**Entries supplied**
━━━━━━━━━━━━━━━━━━━━━━━━━━━━━━

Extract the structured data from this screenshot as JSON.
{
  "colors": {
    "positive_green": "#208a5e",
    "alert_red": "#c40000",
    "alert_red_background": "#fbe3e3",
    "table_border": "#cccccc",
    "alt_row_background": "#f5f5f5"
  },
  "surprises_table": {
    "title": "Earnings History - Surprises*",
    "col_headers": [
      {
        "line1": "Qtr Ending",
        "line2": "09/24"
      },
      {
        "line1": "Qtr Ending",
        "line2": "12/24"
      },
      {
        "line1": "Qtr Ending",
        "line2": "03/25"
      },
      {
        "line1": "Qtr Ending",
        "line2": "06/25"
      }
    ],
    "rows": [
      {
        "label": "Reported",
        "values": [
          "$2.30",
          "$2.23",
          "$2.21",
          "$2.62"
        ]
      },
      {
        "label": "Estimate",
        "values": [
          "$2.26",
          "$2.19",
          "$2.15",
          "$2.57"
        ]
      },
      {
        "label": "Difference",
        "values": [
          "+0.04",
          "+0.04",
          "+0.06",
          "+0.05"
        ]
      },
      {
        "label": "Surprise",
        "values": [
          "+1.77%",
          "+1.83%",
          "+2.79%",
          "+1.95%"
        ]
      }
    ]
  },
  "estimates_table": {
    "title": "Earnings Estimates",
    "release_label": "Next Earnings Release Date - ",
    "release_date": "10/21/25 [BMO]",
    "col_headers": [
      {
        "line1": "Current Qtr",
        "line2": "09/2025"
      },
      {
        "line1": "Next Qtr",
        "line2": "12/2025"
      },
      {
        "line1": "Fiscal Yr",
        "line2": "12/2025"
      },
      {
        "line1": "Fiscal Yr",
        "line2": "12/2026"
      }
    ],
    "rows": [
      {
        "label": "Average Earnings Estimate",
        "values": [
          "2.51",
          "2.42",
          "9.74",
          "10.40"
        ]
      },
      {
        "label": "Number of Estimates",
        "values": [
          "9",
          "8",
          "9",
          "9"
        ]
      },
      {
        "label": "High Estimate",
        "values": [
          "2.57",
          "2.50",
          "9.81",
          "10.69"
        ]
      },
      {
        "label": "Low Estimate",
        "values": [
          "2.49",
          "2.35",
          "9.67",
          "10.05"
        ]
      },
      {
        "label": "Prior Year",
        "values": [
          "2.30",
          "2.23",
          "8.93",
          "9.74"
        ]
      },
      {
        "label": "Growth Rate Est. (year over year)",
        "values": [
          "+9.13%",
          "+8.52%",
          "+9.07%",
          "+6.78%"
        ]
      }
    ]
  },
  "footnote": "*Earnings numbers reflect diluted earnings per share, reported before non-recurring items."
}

━━━━━━━━━━━━━━━━━━━━━━━━━━━━━━

**Exercise**
Find the word "Next" and list each line it appears in.

**Solution to the exercise**
    "release_label": "Next Earnings Release Date - ",
        "line1": "Next Qtr",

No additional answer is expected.